→ Extracted material
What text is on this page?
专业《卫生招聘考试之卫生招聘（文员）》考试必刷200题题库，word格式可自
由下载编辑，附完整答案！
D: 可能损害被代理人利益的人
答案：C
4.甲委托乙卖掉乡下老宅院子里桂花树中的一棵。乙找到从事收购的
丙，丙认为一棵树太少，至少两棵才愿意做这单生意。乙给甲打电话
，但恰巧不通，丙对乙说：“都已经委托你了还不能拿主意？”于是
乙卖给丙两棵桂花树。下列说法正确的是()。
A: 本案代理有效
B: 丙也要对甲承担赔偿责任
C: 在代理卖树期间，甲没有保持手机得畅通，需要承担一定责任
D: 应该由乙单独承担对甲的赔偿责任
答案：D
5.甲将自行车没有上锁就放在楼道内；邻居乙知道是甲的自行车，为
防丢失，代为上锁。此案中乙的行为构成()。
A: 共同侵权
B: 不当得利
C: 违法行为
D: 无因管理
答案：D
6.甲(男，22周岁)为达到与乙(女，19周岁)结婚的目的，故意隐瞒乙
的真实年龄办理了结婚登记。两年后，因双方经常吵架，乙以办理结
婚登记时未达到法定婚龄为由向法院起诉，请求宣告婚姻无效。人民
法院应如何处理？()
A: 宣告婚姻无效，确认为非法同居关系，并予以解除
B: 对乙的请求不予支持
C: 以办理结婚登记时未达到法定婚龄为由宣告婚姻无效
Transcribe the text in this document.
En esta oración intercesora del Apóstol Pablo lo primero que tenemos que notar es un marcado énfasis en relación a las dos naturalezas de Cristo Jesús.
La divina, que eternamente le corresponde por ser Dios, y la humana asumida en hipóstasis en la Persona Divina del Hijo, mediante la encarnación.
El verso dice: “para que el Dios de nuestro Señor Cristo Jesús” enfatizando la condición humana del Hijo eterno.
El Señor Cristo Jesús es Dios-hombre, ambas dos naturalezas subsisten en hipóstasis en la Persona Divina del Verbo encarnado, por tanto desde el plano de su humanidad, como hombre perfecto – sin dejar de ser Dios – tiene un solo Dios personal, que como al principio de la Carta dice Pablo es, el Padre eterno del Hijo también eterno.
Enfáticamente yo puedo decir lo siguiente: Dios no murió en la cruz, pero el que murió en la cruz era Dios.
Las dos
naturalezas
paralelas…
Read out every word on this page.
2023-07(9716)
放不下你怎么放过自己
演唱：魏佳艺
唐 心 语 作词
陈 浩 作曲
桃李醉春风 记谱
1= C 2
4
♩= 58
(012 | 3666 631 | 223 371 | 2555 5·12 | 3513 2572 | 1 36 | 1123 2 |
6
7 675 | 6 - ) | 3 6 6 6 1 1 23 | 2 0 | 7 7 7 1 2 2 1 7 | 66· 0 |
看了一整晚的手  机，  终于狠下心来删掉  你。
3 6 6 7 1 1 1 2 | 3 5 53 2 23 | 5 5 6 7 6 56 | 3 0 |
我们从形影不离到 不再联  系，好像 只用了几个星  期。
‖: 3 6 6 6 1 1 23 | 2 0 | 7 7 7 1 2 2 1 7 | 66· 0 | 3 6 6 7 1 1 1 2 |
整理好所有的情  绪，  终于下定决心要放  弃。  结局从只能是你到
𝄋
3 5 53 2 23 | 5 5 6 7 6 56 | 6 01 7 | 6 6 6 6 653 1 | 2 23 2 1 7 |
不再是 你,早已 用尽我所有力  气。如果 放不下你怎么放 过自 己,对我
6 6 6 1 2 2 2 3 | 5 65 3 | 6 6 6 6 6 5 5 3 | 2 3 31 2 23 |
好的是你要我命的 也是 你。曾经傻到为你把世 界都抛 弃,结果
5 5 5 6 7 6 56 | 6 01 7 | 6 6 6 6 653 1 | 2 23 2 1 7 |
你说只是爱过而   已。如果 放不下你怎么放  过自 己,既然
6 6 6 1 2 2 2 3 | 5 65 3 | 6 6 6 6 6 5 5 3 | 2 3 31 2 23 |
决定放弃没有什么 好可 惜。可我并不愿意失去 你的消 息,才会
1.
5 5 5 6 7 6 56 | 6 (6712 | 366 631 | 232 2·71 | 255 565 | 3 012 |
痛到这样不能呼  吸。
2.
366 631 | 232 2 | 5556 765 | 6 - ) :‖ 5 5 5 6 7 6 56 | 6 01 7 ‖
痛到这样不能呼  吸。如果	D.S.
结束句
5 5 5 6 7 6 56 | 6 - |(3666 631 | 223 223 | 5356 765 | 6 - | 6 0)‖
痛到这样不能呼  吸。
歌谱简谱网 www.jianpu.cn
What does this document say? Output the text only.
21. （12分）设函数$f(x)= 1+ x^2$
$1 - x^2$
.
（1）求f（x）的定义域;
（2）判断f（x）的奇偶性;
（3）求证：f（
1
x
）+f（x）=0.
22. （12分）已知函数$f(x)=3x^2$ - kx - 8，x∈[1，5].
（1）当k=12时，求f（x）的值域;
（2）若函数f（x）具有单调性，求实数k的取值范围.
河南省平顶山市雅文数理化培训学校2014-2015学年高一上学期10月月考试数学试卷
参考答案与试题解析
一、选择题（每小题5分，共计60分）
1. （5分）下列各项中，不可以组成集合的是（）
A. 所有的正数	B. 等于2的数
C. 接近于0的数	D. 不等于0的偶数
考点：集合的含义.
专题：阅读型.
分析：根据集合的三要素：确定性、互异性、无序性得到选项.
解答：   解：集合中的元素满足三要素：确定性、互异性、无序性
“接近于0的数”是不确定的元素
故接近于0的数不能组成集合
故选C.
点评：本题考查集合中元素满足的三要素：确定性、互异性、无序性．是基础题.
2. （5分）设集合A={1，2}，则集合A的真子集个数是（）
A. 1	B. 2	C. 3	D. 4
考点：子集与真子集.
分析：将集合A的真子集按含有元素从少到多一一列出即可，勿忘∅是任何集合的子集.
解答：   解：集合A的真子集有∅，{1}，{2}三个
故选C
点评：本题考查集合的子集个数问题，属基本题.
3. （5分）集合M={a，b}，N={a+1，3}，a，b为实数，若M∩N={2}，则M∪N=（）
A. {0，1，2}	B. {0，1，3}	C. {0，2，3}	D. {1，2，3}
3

→ Written request
Take the entries above and copy them out exactly.

→ Answer for this exercise
What text is on this page?
专业《卫生招聘考试之卫生招聘（文员）》考试必刷200题题库，word格式可自
由下载编辑，附完整答案！
D: 可能损害被代理人利益的人
答案：C
4.甲委托乙卖掉乡下老宅院子里桂花树中的一棵。乙找到从事收购的
丙，丙认为一棵树太少，至少两棵才愿意做这单生意。乙给甲打电话
，但恰巧不通，丙对乙说：“都已经委托你了还不能拿主意？”于是
乙卖给丙两棵桂花树。下列说法正确的是()。
A: 本案代理有效
B: 丙也要对甲承担赔偿责任
C: 在代理卖树期间，甲没有保持手机得畅通，需要承担一定责任
D: 应该由乙单独承担对甲的赔偿责任
答案：D
5.甲将自行车没有上锁就放在楼道内；邻居乙知道是甲的自行车，为
防丢失，代为上锁。此案中乙的行为构成()。
A: 共同侵权
B: 不当得利
C: 违法行为
D: 无因管理
答案：D
6.甲(男，22周岁)为达到与乙(女，19周岁)结婚的目的，故意隐瞒乙
的真实年龄办理了结婚登记。两年后，因双方经常吵架，乙以办理结
婚登记时未达到法定婚龄为由向法院起诉，请求宣告婚姻无效。人民
法院应如何处理？()
A: 宣告婚姻无效，确认为非法同居关系，并予以解除
B: 对乙的请求不予支持
C: 以办理结婚登记时未达到法定婚龄为由宣告婚姻无效
Transcribe the text in this document.
En esta oración intercesora del Apóstol Pablo lo primero que tenemos que notar es un marcado énfasis en relación a las dos naturalezas de Cristo Jesús.
La divina, que eternamente le corresponde por ser Dios, y la humana asumida en hipóstasis en la Persona Divina del Hijo, mediante la encarnación.
El verso dice: “para que el Dios de nuestro Señor Cristo Jesús” enfatizando la condición humana del Hijo eterno.
El Señor Cristo Jesús es Dios-hombre, ambas dos naturalezas subsisten en hipóstasis en la Persona Divina del Verbo encarnado, por tanto desde el plano de su humanidad, como hombre perfecto – sin dejar de ser Dios – tiene un solo Dios personal, que como al principio de la Carta dice Pablo es, el Padre eterno del Hijo también eterno.
Enfáticamente yo puedo decir lo siguiente: Dios no murió en la cruz, pero el que murió en la cruz era Dios.
Las dos
naturalezas
paralelas…
Read out every word on this page.
2023-07(9716)
放不下你怎么放过自己
演唱：魏佳艺
唐 心 语 作词
陈 浩 作曲
桃李醉春风 记谱
1= C 2
4
♩= 58
(012 | 3666 631 | 223 371 | 2555 5·12 | 3513 2572 | 1 36 | 1123 2 |
6
7 675 | 6 - ) | 3 6 6 6 1 1 23 | 2 0 | 7 7 7 1 2 2 1 7 | 66· 0 |
看了一整晚的手  机，  终于狠下心来删掉  你。
3 6 6 7 1 1 1 2 | 3 5 53 2 23 | 5 5 6 7 6 56 | 3 0 |
我们从形影不离到 不再联  系，好像 只用了几个星  期。
‖: 3 6 6 6 1 1 23 | 2 0 | 7 7 7 1 2 2 1 7 | 66· 0 | 3 6 6 7 1 1 1 2 |
整理好所有的情  绪，  终于下定决心要放  弃。  结局从只能是你到
𝄋
3 5 53 2 23 | 5 5 6 7 6 56 | 6 01 7 | 6 6 6 6 653 1 | 2 23 2 1 7 |
不再是 你,早已 用尽我所有力  气。如果 放不下你怎么放 过自 己,对我
6 6 6 1 2 2 2 3 | 5 65 3 | 6 6 6 6 6 5 5 3 | 2 3 31 2 23 |
好的是你要我命的 也是 你。曾经傻到为你把世 界都抛 弃,结果
5 5 5 6 7 6 56 | 6 01 7 | 6 6 6 6 653 1 | 2 23 2 1 7 |
你说只是爱过而   已。如果 放不下你怎么放  过自 己,既然
6 6 6 1 2 2 2 3 | 5 65 3 | 6 6 6 6 6 5 5 3 | 2 3 31 2 23 |
决定放弃没有什么 好可 惜。可我并不愿意失去 你的消 息,才会
1.
5 5 5 6 7 6 56 | 6 (6712 | 366 631 | 232 2·71 | 255 565 | 3 012 |
痛到这样不能呼  吸。
2.
366 631 | 232 2 | 5556 765 | 6 - ) :‖ 5 5 5 6 7 6 56 | 6 01 7 ‖
痛到这样不能呼  吸。如果	D.S.
结束句
5 5 5 6 7 6 56 | 6 - |(3666 631 | 223 223 | 5356 765 | 6 - | 6 0)‖
痛到这样不能呼  吸。
歌谱简谱网 www.jianpu.cn
What does this document say? Output the text only.
21. （12分）设函数$f(x)= 1+ x^2$
$1 - x^2$
.
（1）求f（x）的定义域;
（2）判断f（x）的奇偶性;
（3）求证：f（
1
x
）+f（x）=0.
22. （12分）已知函数$f(x)=3x^2$ - kx - 8，x∈[1，5].
（1）当k=12时，求f（x）的值域;
（2）若函数f（x）具有单调性，求实数k的取值范围.
河南省平顶山市雅文数理化培训学校2014-2015学年高一上学期10月月考试数学试卷
参考答案与试题解析
一、选择题（每小题5分，共计60分）
1. （5分）下列各项中，不可以组成集合的是（）
A. 所有的正数	B. 等于2的数
C. 接近于0的数	D. 不等于0的偶数
考点：集合的含义.
专题：阅读型.
分析：根据集合的三要素：确定性、互异性、无序性得到选项.
解答：   解：集合中的元素满足三要素：确定性、互异性、无序性
“接近于0的数”是不确定的元素
故接近于0的数不能组成集合
故选C.
点评：本题考查集合中元素满足的三要素：确定性、互异性、无序性．是基础题.
2. （5分）设集合A={1，2}，则集合A的真子集个数是（）
A. 1	B. 2	C. 3	D. 4
考点：子集与真子集.
分析：将集合A的真子集按含有元素从少到多一一列出即可，勿忘∅是任何集合的子集.
解答：   解：集合A的真子集有∅，{1}，{2}三个
故选C
点评：本题考查集合的子集个数问题，属基本题.
3. （5分）集合M={a，b}，N={a+1，3}，a，b为实数，若M∩N={2}，则M∪N=（）
A. {0，1，2}	B. {0，1，3}	C. {0，2，3}	D. {1，2，3}
3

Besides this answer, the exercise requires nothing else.